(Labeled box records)
--

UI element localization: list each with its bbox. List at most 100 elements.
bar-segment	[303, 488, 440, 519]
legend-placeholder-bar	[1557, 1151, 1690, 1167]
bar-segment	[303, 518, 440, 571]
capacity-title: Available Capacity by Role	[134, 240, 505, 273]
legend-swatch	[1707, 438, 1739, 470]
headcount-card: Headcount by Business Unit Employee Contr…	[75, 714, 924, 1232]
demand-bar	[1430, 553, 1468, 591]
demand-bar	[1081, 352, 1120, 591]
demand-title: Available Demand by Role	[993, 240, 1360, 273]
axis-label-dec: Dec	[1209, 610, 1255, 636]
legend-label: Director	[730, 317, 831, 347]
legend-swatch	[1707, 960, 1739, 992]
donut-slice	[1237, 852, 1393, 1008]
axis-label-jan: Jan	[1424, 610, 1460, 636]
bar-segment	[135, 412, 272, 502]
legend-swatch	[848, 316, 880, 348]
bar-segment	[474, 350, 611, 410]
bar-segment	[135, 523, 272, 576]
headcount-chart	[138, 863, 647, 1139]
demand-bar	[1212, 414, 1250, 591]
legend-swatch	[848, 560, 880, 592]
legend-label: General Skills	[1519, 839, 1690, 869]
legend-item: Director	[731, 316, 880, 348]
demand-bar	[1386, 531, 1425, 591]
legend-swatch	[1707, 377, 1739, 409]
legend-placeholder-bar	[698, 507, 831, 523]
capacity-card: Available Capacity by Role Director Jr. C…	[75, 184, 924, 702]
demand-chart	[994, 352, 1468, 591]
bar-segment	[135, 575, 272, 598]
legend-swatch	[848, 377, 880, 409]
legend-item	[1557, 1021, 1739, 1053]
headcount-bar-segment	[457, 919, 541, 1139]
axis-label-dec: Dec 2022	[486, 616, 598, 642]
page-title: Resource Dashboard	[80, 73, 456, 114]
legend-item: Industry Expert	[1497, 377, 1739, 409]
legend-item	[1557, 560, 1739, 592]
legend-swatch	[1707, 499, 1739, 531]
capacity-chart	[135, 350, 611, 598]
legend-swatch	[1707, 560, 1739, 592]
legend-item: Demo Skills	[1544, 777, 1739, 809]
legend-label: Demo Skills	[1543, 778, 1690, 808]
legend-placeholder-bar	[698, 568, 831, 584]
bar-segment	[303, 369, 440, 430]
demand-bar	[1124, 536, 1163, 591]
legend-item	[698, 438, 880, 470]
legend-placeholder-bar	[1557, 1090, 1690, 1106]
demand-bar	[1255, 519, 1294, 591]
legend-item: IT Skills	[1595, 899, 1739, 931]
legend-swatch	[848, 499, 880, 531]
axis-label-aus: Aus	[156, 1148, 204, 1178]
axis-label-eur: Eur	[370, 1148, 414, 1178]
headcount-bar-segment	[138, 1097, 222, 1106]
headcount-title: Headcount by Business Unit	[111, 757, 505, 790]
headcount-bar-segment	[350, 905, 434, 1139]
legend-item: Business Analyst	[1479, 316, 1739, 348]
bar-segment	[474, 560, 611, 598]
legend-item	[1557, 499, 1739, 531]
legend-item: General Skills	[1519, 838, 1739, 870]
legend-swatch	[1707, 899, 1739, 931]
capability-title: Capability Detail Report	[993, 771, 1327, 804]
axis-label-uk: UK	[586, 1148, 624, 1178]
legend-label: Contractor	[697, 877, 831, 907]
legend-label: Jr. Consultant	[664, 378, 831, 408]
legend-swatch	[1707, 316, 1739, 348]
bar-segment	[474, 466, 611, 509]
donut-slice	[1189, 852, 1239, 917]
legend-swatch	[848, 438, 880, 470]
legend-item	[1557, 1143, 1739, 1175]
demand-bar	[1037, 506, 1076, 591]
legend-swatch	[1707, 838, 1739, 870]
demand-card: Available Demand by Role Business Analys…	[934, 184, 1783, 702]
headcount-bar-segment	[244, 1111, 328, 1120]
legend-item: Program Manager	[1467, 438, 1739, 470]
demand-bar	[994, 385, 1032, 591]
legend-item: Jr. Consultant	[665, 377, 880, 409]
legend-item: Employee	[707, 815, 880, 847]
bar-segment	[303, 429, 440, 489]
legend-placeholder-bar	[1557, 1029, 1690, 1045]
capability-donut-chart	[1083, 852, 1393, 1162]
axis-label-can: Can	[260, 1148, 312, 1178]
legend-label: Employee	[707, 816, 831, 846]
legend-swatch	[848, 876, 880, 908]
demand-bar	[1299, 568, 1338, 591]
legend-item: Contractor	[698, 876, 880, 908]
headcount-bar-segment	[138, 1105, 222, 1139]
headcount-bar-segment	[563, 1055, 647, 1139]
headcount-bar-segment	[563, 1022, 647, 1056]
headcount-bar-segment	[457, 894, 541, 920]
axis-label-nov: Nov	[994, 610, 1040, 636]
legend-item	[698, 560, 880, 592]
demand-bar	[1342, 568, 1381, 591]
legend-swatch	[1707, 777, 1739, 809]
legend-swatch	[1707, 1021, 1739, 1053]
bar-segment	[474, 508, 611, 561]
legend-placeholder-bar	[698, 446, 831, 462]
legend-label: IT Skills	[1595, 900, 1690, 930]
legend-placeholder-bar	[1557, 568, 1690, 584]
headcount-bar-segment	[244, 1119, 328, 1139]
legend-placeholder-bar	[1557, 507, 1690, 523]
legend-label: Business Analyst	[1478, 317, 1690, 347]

--

[PROBLEM TO WORK ON]
Arrange the lines from the start of the listing through the line holding "capacity-card: Available Capacity", inclusive, as a numbered list, leaving out any blank lines.

[TASK RESULT]
1. UI element localization: list each with its bbox. List at most 100 elements.
2. bar-segment	[303, 488, 440, 519]
3. legend-placeholder-bar	[1557, 1151, 1690, 1167]
4. bar-segment	[303, 518, 440, 571]
5. capacity-title: Available Capacity by Role	[134, 240, 505, 273]
6. legend-swatch	[1707, 438, 1739, 470]
7. headcount-card: Headcount by Business Unit Employee Contr…	[75, 714, 924, 1232]
8. demand-bar	[1430, 553, 1468, 591]
9. demand-bar	[1081, 352, 1120, 591]
10. demand-title: Available Demand by Role	[993, 240, 1360, 273]
11. axis-label-dec: Dec	[1209, 610, 1255, 636]
12. legend-label: Director	[730, 317, 831, 347]
13. legend-swatch	[1707, 960, 1739, 992]
14. donut-slice	[1237, 852, 1393, 1008]
15. axis-label-jan: Jan	[1424, 610, 1460, 636]
16. bar-segment	[135, 412, 272, 502]
17. legend-swatch	[848, 316, 880, 348]
18. bar-segment	[474, 350, 611, 410]
19. bar-segment	[135, 523, 272, 576]
20. headcount-chart	[138, 863, 647, 1139]
21. demand-bar	[1212, 414, 1250, 591]
22. legend-swatch	[848, 560, 880, 592]
23. legend-label: General Skills	[1519, 839, 1690, 869]
24. legend-item: Director	[731, 316, 880, 348]
25. demand-bar	[1386, 531, 1425, 591]
26. legend-swatch	[1707, 377, 1739, 409]
27. legend-placeholder-bar	[698, 507, 831, 523]
28. capacity-card: Available Capacity by Role Director Jr. C…	[75, 184, 924, 702]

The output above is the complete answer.